* _Data to process_
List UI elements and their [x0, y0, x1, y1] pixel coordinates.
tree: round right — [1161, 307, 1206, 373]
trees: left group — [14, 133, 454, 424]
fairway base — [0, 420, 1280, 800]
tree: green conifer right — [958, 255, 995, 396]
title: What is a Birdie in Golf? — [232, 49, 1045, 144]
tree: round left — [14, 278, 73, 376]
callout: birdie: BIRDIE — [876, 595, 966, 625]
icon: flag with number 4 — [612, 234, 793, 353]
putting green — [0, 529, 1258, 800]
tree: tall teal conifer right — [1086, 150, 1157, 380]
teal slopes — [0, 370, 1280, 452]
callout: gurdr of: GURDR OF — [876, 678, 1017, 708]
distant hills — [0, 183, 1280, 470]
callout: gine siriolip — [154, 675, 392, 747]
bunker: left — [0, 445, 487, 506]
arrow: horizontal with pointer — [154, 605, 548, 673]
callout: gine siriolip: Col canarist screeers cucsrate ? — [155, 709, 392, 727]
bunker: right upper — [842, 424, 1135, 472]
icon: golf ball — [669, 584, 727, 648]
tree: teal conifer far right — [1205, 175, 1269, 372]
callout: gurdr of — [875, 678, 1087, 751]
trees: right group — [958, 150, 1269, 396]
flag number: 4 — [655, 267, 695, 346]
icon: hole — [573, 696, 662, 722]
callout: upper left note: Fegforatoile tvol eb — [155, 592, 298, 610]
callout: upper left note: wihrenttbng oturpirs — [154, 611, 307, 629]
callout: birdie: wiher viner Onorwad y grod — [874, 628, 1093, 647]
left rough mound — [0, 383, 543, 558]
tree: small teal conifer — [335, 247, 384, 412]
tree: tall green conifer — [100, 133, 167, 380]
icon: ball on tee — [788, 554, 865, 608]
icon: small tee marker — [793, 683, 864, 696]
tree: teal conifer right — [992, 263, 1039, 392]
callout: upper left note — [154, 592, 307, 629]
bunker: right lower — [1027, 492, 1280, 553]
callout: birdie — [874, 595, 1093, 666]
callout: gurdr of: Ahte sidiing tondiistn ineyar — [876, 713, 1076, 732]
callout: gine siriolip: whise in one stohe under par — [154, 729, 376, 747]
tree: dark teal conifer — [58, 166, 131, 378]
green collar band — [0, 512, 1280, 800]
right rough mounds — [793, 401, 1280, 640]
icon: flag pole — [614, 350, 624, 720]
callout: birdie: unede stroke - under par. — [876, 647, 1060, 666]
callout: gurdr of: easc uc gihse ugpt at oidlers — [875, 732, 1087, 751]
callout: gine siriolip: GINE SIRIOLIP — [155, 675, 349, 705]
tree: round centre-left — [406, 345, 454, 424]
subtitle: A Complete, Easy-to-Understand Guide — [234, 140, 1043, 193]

* _To do_
Rewrite the records from their first line through the line containing "teal slopes — [0, 370, 1280, 452]", changing "conifer" to "pine" and leaving everything else as it is.

* _Solution to this exercise_
List UI elements and their [x0, y0, x1, y1] pixel coordinates.
tree: round right — [1161, 307, 1206, 373]
trees: left group — [14, 133, 454, 424]
fairway base — [0, 420, 1280, 800]
tree: green pine right — [958, 255, 995, 396]
title: What is a Birdie in Golf? — [232, 49, 1045, 144]
tree: round left — [14, 278, 73, 376]
callout: birdie: BIRDIE — [876, 595, 966, 625]
icon: flag with number 4 — [612, 234, 793, 353]
putting green — [0, 529, 1258, 800]
tree: tall teal pine right — [1086, 150, 1157, 380]
teal slopes — [0, 370, 1280, 452]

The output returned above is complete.